Available data >>
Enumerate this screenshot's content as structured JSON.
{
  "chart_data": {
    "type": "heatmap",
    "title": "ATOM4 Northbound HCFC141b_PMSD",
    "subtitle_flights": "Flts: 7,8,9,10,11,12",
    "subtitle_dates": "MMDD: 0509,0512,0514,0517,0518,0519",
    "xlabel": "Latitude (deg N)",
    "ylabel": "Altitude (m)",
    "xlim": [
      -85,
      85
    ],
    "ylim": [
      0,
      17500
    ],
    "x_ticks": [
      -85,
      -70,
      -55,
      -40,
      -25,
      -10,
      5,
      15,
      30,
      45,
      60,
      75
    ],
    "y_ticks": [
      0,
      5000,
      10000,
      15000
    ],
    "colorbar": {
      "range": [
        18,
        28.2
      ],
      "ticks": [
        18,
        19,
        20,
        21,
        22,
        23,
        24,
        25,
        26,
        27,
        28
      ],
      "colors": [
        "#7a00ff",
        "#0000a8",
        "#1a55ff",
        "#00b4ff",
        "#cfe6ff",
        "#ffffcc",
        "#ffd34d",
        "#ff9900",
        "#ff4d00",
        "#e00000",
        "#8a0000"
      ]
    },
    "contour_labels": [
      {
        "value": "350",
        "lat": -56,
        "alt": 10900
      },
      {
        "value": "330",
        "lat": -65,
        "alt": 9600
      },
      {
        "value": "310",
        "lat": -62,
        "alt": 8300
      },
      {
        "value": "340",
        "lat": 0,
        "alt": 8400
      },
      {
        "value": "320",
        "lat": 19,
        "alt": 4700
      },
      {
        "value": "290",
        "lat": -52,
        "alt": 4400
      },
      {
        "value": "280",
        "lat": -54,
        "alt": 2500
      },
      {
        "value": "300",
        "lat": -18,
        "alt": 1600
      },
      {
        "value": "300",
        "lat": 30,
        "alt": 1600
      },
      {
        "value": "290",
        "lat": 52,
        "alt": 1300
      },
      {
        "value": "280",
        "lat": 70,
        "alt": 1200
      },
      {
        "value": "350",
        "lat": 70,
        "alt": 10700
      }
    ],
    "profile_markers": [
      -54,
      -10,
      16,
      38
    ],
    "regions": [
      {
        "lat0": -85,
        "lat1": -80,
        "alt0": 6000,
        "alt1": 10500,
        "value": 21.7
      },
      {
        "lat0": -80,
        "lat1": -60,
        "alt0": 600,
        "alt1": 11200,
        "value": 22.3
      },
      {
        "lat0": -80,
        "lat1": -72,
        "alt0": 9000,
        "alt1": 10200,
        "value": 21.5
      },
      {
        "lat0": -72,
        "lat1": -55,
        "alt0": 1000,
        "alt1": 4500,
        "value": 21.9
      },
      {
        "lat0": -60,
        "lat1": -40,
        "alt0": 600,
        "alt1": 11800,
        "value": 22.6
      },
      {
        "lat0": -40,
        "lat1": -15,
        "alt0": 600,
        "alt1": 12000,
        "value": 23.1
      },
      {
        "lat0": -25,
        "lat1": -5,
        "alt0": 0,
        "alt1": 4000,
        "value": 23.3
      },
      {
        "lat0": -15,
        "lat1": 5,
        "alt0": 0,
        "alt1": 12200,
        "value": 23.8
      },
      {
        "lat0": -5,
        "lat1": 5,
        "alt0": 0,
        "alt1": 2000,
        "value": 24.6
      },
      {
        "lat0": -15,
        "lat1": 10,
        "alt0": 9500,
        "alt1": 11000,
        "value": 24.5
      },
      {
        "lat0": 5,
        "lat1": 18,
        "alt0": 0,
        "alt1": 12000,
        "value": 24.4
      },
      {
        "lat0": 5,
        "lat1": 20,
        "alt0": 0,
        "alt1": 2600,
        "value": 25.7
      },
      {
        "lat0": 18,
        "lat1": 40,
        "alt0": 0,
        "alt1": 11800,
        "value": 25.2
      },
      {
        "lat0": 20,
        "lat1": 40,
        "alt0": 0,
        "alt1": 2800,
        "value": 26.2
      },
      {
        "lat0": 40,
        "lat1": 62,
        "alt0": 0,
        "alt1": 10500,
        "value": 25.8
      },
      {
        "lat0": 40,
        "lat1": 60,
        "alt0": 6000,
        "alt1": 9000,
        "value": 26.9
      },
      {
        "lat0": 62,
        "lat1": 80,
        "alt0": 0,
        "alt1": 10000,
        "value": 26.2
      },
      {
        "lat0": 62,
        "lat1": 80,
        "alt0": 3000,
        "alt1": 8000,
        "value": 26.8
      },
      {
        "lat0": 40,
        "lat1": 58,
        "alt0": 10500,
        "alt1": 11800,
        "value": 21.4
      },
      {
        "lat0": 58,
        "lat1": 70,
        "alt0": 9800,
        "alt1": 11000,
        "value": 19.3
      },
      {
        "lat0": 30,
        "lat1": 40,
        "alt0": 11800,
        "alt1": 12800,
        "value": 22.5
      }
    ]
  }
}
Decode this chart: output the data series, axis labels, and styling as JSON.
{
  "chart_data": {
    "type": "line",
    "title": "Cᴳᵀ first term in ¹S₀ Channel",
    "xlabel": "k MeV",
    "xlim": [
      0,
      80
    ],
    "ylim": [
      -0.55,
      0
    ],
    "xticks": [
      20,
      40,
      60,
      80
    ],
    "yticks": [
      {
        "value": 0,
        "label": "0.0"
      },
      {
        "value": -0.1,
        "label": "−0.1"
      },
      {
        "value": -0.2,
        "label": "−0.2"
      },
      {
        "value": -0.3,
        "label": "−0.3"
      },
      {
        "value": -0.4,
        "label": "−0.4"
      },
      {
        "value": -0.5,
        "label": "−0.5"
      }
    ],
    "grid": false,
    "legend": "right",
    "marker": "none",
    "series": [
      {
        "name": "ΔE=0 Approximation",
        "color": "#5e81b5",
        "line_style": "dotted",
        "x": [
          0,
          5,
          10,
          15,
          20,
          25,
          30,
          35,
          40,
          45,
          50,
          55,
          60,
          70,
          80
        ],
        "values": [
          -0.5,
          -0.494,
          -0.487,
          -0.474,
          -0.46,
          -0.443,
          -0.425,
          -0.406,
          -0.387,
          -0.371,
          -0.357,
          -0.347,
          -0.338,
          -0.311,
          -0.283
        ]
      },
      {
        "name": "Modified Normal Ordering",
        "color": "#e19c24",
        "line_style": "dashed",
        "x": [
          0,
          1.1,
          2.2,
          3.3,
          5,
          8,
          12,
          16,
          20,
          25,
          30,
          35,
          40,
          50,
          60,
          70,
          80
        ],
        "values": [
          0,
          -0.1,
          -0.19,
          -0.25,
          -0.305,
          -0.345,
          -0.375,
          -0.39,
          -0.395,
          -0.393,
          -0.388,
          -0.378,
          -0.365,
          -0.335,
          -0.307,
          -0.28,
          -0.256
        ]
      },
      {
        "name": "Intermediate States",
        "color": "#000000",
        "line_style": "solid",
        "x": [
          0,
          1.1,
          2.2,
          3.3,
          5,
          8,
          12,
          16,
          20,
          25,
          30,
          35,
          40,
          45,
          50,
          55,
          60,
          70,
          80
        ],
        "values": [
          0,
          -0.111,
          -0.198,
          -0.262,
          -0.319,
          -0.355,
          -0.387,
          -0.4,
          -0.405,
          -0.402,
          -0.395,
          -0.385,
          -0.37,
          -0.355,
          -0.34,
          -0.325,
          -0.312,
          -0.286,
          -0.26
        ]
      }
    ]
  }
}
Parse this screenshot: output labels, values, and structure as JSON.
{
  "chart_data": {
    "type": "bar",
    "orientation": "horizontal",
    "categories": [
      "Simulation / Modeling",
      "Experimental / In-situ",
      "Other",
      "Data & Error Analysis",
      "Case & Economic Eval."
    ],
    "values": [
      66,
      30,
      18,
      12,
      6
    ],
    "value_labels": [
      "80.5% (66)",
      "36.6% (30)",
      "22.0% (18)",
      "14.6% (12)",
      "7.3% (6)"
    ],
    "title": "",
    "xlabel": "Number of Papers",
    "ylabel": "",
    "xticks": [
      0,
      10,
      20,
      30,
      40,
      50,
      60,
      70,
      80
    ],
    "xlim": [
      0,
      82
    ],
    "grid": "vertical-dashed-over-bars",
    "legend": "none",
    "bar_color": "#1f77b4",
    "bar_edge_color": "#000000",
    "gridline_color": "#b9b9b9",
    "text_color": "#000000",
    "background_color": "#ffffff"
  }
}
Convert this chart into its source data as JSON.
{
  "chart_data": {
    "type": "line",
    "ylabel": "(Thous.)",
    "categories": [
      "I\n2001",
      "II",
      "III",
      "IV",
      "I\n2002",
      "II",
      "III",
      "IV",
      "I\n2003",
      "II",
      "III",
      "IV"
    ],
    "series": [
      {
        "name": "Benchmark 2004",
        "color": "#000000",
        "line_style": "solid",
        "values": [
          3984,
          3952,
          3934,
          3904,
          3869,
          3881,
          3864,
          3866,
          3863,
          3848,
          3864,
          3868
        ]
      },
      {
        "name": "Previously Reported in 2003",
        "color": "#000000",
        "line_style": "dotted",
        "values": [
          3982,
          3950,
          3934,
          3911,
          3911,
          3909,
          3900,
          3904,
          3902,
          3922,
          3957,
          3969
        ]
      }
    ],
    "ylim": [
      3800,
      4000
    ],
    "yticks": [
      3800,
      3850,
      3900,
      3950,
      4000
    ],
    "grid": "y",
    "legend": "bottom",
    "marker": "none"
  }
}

What to work on >>
Your task is to transcribe the line containing "Convert this chart" and every line after it, through the last line of the data, exactly as written and with nothing more.

Correct response >>
Convert this chart into its source data as JSON.
{
  "chart_data": {
    "type": "line",
    "ylabel": "(Thous.)",
    "categories": [
      "I\n2001",
      "II",
      "III",
      "IV",
      "I\n2002",
      "II",
      "III",
      "IV",
      "I\n2003",
      "II",
      "III",
      "IV"
    ],
    "series": [
      {
        "name": "Benchmark 2004",
        "color": "#000000",
        "line_style": "solid",
        "values": [
          3984,
          3952,
          3934,
          3904,
          3869,
          3881,
          3864,
          3866,
          3863,
          3848,
          3864,
          3868
        ]
      },
      {
        "name": "Previously Reported in 2003",
        "color": "#000000",
        "line_style": "dotted",
        "values": [
          3982,
          3950,
          3934,
          3911,
          3911,
          3909,
          3900,
          3904,
          3902,
          3922,
          3957,
          3969
        ]
      }
    ],
    "ylim": [
      3800,
      4000
    ],
    "yticks": [
      3800,
      3850,
      3900,
      3950,
      4000
    ],
    "grid": "y",
    "legend": "bottom",
    "marker": "none"
  }
}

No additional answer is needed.